--- Exercise task 1 ---
Copy the records word for word, starting at their first line and stopping after the line that contains "x-tick-label: 20.0: [750, 875, 862, 935]".

--- Document passage ---
════════════════════

General Model of a Learning Agent

Percepts are used to improve agent's future behavior, as well as serving as the basis for current actions.
An agent can learn by observing its own decision-making process.
Learning may occur by simple memorization or may involve higher-level processes such as analogy.
We will focus on inductive learning: constructing a function called a hypothesis from a set of input/output examples.
The hypothesis represents the agent's current knowledge about how to respond in any given situation.
Most learning agents can be described in terms of four components:
- The Performance System selects actions in response to percepts.
- The Critic monitors the performance of the agent and generates feedback that can be used to improve performance.
- The Learning Algorithm uses feedback to update the internal hypothesis used by the Performance System.
- The Experiment Generator uses the updated hypothesis to generate new problems for the system to explore in order to maximize its rate of learning.
So far, our agent designs have focused on just the Performance System.
Performance standard should be external, so that the agent must adjust its performance to fit the standard, not the other way around.
The Experiment Generator forces the agent to explore new situations. Otherwise, the agent would keep doing whatever actions it has determined are the best so far, even though there may be better untried choices.
The choice of learning algorithm depends strongly on the choice of representation for the knowledge to be learned (i.e. the hypothesis), and vice versa.

════════════════════

--- Exercise task 2 ---
Extend the text on the general model of a learning agent, picking up after its final sentence.

════════════════════

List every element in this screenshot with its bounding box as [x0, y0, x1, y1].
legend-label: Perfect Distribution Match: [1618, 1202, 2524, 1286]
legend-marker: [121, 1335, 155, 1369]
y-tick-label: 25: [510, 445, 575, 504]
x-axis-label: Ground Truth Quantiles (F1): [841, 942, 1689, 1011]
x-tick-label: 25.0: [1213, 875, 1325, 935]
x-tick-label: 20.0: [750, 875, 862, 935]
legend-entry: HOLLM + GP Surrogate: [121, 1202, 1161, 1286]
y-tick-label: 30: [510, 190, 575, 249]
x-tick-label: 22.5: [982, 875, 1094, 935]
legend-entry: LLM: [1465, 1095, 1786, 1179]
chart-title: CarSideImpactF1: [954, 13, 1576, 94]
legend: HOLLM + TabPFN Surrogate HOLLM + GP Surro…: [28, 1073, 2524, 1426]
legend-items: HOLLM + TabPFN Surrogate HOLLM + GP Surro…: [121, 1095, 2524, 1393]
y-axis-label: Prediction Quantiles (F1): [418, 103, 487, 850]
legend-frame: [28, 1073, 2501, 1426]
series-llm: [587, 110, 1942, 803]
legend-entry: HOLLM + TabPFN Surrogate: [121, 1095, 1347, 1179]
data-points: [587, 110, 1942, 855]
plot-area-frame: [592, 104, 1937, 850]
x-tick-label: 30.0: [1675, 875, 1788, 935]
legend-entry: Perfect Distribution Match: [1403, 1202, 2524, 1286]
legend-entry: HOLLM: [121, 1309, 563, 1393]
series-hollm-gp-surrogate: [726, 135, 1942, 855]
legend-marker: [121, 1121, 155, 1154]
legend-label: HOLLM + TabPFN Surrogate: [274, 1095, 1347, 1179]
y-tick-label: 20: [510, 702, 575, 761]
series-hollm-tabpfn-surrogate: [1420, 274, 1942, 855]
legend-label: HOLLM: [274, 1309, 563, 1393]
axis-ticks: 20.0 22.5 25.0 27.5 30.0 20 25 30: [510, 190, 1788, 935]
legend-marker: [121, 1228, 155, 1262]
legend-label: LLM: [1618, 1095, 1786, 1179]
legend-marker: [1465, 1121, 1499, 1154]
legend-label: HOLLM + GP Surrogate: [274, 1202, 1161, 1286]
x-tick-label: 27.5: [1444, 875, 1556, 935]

════════════════════

--- Exercise output 1 ---
List every element in this screenshot with its bounding box as [x0, y0, x1, y1].
legend-label: Perfect Distribution Match: [1618, 1202, 2524, 1286]
legend-marker: [121, 1335, 155, 1369]
y-tick-label: 25: [510, 445, 575, 504]
x-axis-label: Ground Truth Quantiles (F1): [841, 942, 1689, 1011]
x-tick-label: 25.0: [1213, 875, 1325, 935]
x-tick-label: 20.0: [750, 875, 862, 935]

--- Exercise output 2 ---
Possible hypothesis representation schemes

Propositional logic
First-order logic
Mathematical functions
Decision trees
Version spaces
Neural networks
Trade-off between expressiveness and efficiency. More expressive representation schemes (e.g. first-order logic) lead to heavier penalties in terms of computation time and number of examples needed to learn a reasonable function.

Possible types of feedback

A precise teacher (supervised learning).
Example: individual checkers board states with correct moves provided by teacher.
A vague teacher (indirect reinforcement).
Example: final win/lose outcome of game.
No teacher (unsupervised learning). Still possible to learn regularities in perceptual inputs even in the absence of a teacher.
Reinforcement learning raises the issue of credit assignment: How to assign credit or blame for the final outcome to each move?
Example: optimal moves can be followed by poor moves leading to loss of game.

Possible prior knowledge

None (tabula rasa).
Agent begins with some innate background knowledge.

Inductive Learning

Learner is given a series of training examples <x₁, f (x₁)>, <x₂, f (x₂)>, . . .
Learner returns a hypothesis h that approximates the target function f.
Suppose we have the training examples below:
The following hypotheses are possible:
Hypothesis G is too simple — it passes through only one point.
Hypotheses R and B approximate the training examples equally well, but differ in how they assign values to unknown inputs. Since f is unknown, no reason to prefer B over R.
In general, if two hypotheses approximate f equally well, no a priori reason to prefer one over the other.
Learning algorithms that do exhibit a preference exhibit inductive bias.
Example: one common type of inductive bias is called Occam's Razor: Prefer the simplest hypothesis that fits the data. This bias would prefer hypothesis B above.
Without some type of inductive bias, generalization would be impossible. The agent would be unable to decide how to respond to situations it has never seen before.
Hard question: How do we know when the learned function is good enough?
We want the agent to perform well in novel situations, but we won't know what those situations are until they happen.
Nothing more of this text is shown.